To be done
Looking at the listing, state how many of its lines contain the string "performed". Write only the number.

Collection entries
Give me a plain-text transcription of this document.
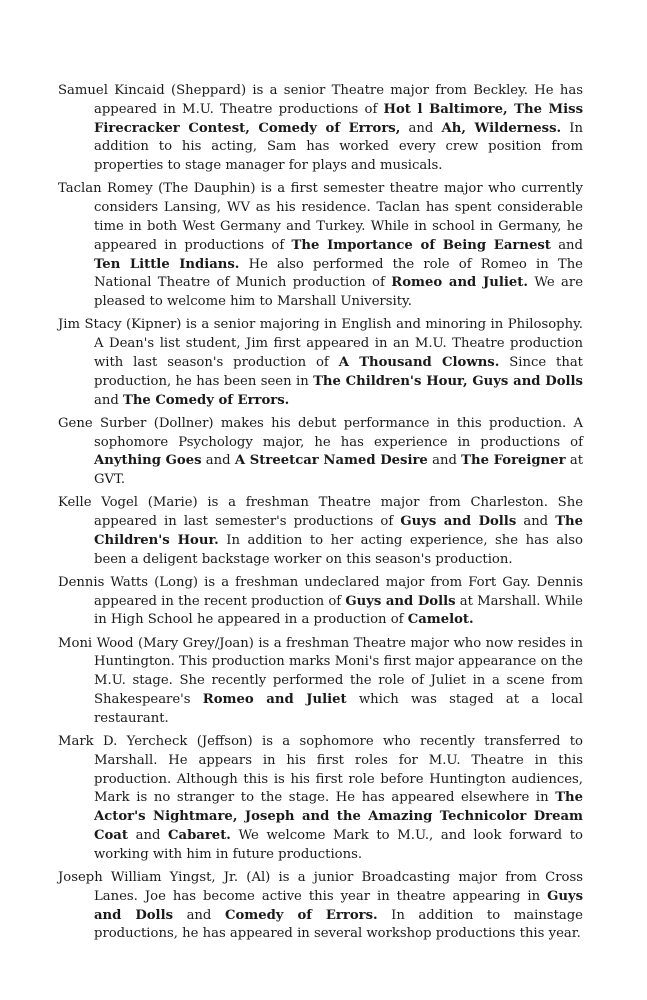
Samuel Kincaid (Sheppard) is a senior Theatre major from Beckley. He has appeared in M.U. Theatre productions of Hot l Baltimore, The Miss Firecracker Contest, Comedy of Errors, and Ah, Wilderness. In addition to his acting, Sam has worked every crew position from properties to stage manager for plays and musicals.

Taclan Romey (The Dauphin) is a first semester theatre major who currently considers Lansing, WV as his residence. Taclan has spent considerable time in both West Germany and Turkey. While in school in Germany, he appeared in productions of The Importance of Being Earnest and Ten Little Indians. He also performed the role of Romeo in The National Theatre of Munich production of Romeo and Juliet. We are pleased to welcome him to Marshall University.

Jim Stacy (Kipner) is a senior majoring in English and minoring in Philosophy. A Dean's list student, Jim first appeared in an M.U. Theatre production with last season's production of A Thousand Clowns. Since that production, he has been seen in The Children's Hour, Guys and Dolls and The Comedy of Errors.

Gene Surber (Dollner) makes his debut performance in this production. A sophomore Psychology major, he has experience in productions of Anything Goes and A Streetcar Named Desire and The Foreigner at GVT.

Kelle Vogel (Marie) is a freshman Theatre major from Charleston. She appeared in last semester's productions of Guys and Dolls and The Children's Hour. In addition to her acting experience, she has also been a deligent backstage worker on this season's production.

Dennis Watts (Long) is a freshman undeclared major from Fort Gay. Dennis appeared in the recent production of Guys and Dolls at Marshall. While in High School he appeared in a production of Camelot.

Moni Wood (Mary Grey/Joan) is a freshman Theatre major who now resides in Huntington. This production marks Moni's first major appearance on the M.U. stage. She recently performed the role of Juliet in a scene from Shakespeare's Romeo and Juliet which was staged at a local restaurant.

Mark D. Yercheck (Jeffson) is a sophomore who recently transferred to Marshall. He appears in his first roles for M.U. Theatre in this production. Although this is his first role before Huntington audiences, Mark is no stranger to the stage. He has appeared elsewhere in The Actor's Nightmare, Joseph and the Amazing Technicolor Dream Coat and Cabaret. We welcome Mark to M.U., and look forward to working with him in future productions.

Joseph William Yingst, Jr. (Al) is a junior Broadcasting major from Cross Lanes. Joe has become active this year in theatre appearing in Guys and Dolls and Comedy of Errors. In addition to mainstage productions, he has appeared in several workshop productions this year.
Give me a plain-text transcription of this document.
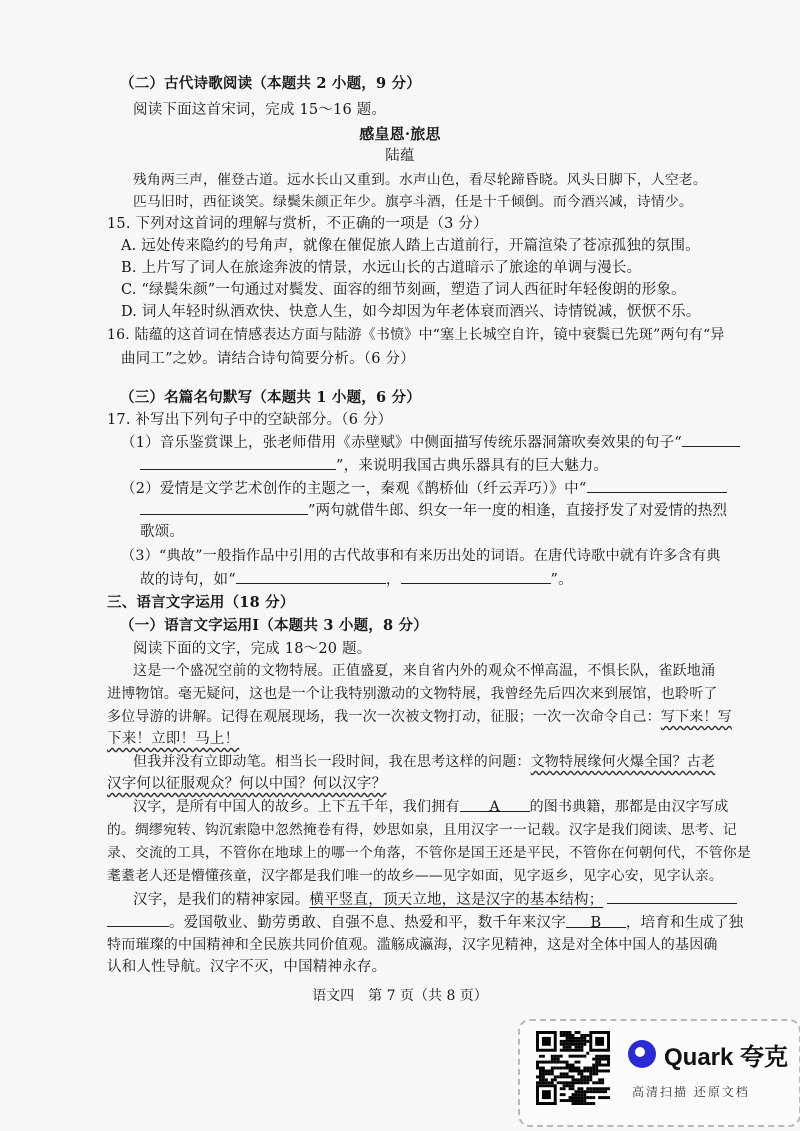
（二）古代诗歌阅读（本题共 2 小题，9 分）
阅读下面这首宋词，完成 15～16 题。
感皇恩·旅思
陆蕴
残角两三声，催登古道。远水长山又重到。水声山色，看尽轮蹄昏晓。风头日脚下，人空老。
匹马旧时，西征谈笑。绿鬓朱颜正年少。旗亭斗酒，任是十千倾倒。而今酒兴减，诗情少。
15. 下列对这首词的理解与赏析，不正确的一项是（3 分）
A. 远处传来隐约的号角声，就像在催促旅人踏上古道前行，开篇渲染了苍凉孤独的氛围。
B. 上片写了词人在旅途奔波的情景，水远山长的古道暗示了旅途的单调与漫长。
C. “绿鬓朱颜”一句通过对鬓发、面容的细节刻画，塑造了词人西征时年轻俊朗的形象。
D. 词人年轻时纵酒欢快、快意人生，如今却因为年老体衰而酒兴、诗情锐减，恹恹不乐。
16. 陆蕴的这首词在情感表达方面与陆游《书愤》中“塞上长城空自许，镜中衰鬓已先斑”两句有“异
曲同工”之妙。请结合诗句简要分析。（6 分）
（三）名篇名句默写（本题共 1 小题，6 分）
17. 补写出下列句子中的空缺部分。（6 分）
（1）音乐鉴赏课上，张老师借用《赤壁赋》中侧面描写传统乐器洞箫吹奏效果的句子“
”，来说明我国古典乐器具有的巨大魅力。
（2）爱情是文学艺术创作的主题之一，秦观《鹊桥仙（纤云弄巧）》中“
”两句就借牛郎、织女一年一度的相逢，直接抒发了对爱情的热烈
歌颂。
（3）“典故”一般指作品中引用的古代故事和有来历出处的词语。在唐代诗歌中就有许多含有典
故的诗句，如“	，	”。
三、语言文字运用（18 分）
（一）语言文字运用Ⅰ（本题共 3 小题，8 分）
阅读下面的文字，完成 18～20 题。
这是一个盛况空前的文物特展。正值盛夏，来自省内外的观众不惮高温，不惧长队，雀跃地涌
进博物馆。毫无疑问，这也是一个让我特别激动的文物特展，我曾经先后四次来到展馆，也聆听了
多位导游的讲解。记得在观展现场，我一次一次被文物打动，征服；一次一次命令自己：写下来！写
下来！立即！马上！
但我并没有立即动笔。相当长一段时间，我在思考这样的问题：文物特展缘何火爆全国？古老
汉字何以征服观众？何以中国？何以汉字？
汉字，是所有中国人的故乡。上下五千年，我们拥有 A 的图书典籍，那都是由汉字写成
的。绸缪宛转、钩沉索隐中忽然掩卷有得，妙思如泉，且用汉字一一记载。汉字是我们阅读、思考、记
录、交流的工具，不管你在地球上的哪一个角落，不管你是国王还是平民，不管你在何朝何代，不管你是
耄耋老人还是懵懂孩童，汉字都是我们唯一的故乡——见字如面，见字返乡，见字心安，见字认亲。
汉字，是我们的精神家园。横平竖直，顶天立地，这是汉字的基本结构；
。爱国敬业、勤劳勇敢、自强不息、热爱和平，数千年来汉字 B ，培育和生成了独
特而璀璨的中国精神和全民族共同价值观。滥觞成瀛海，汉字见精神，这是对全体中国人的基因确
认和人性导航。汉字不灭，中国精神永存。
语文四　第 7 页（共 8 页）
Quark 夸克
高清扫描 还原文档
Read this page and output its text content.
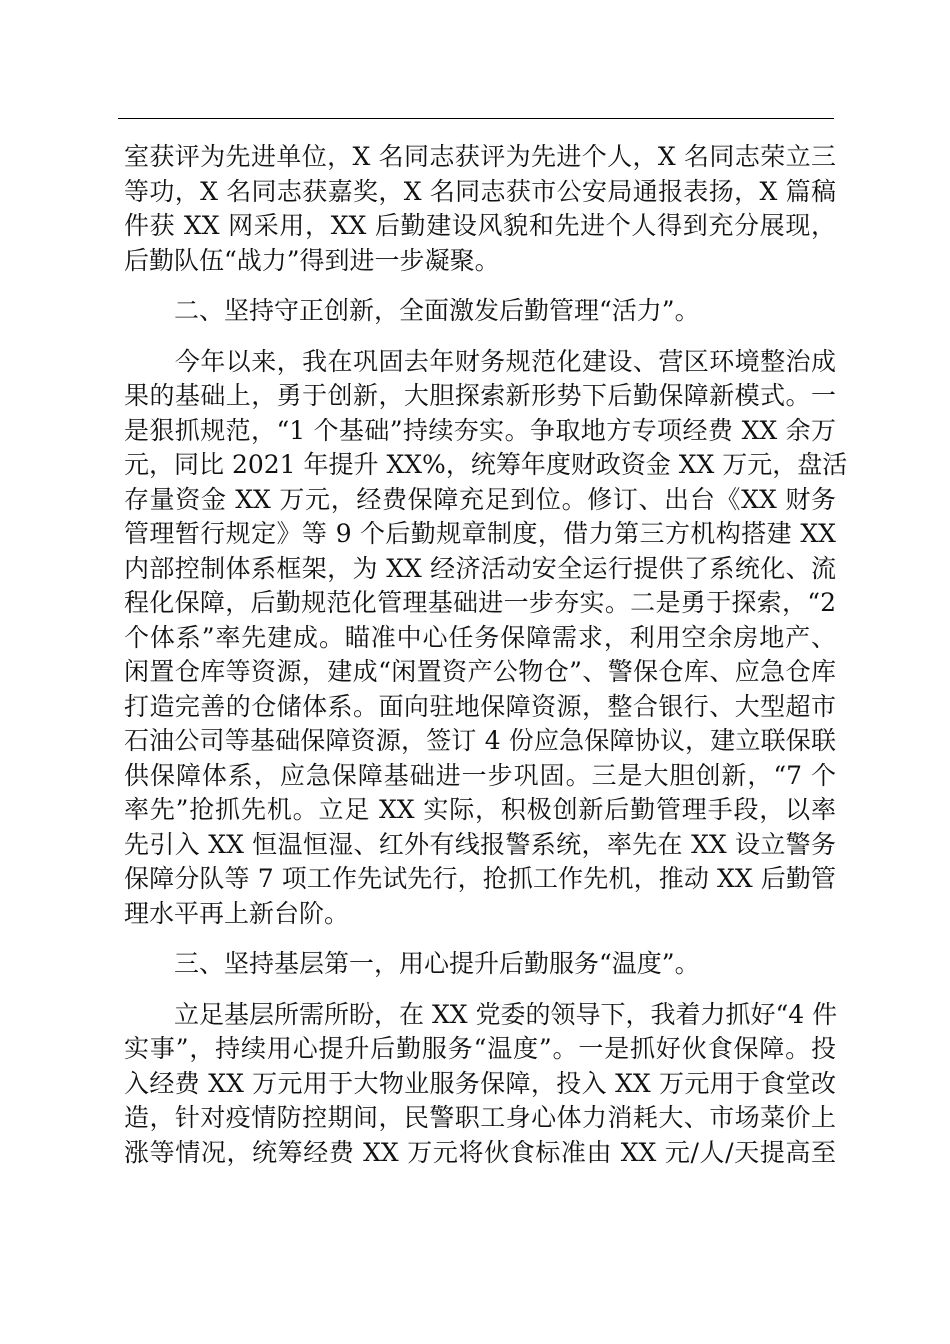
室获评为先进单位，X 名同志获评为先进个人，X 名同志荣立三
等功，X 名同志获嘉奖，X 名同志获市公安局通报表扬，X 篇稿
件获 XX 网采用，XX 后勤建设风貌和先进个人得到充分展现，
后勤队伍“战力”得到进一步凝聚。
　　二、坚持守正创新，全面激发后勤管理“活力”。
　　今年以来，我在巩固去年财务规范化建设、营区环境整治成
果的基础上，勇于创新，大胆探索新形势下后勤保障新模式。一
是狠抓规范，“1 个基础”持续夯实。争取地方专项经费 XX 余万
元，同比 2021 年提升 XX%，统筹年度财政资金 XX 万元，盘活
存量资金 XX 万元，经费保障充足到位。修订、出台《XX 财务
管理暂行规定》等 9 个后勤规章制度，借力第三方机构搭建 XX
内部控制体系框架，为 XX 经济活动安全运行提供了系统化、流
程化保障，后勤规范化管理基础进一步夯实。二是勇于探索，“2
个体系”率先建成。瞄准中心任务保障需求，利用空余房地产、
闲置仓库等资源，建成“闲置资产公物仓”、警保仓库、应急仓库
打造完善的仓储体系。面向驻地保障资源，整合银行、大型超市
石油公司等基础保障资源，签订 4 份应急保障协议，建立联保联
供保障体系，应急保障基础进一步巩固。三是大胆创新，“7 个
率先”抢抓先机。立足 XX 实际，积极创新后勤管理手段，以率
先引入 XX 恒温恒湿、红外有线报警系统，率先在 XX 设立警务
保障分队等 7 项工作先试先行，抢抓工作先机，推动 XX 后勤管
理水平再上新台阶。
　　三、坚持基层第一，用心提升后勤服务“温度”。
　　立足基层所需所盼，在 XX 党委的领导下，我着力抓好“4 件
实事”，持续用心提升后勤服务“温度”。一是抓好伙食保障。投
入经费 XX 万元用于大物业服务保障，投入 XX 万元用于食堂改
造，针对疫情防控期间，民警职工身心体力消耗大、市场菜价上
涨等情况，统筹经费 XX 万元将伙食标准由 XX 元/人/天提高至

Response for this exercise
2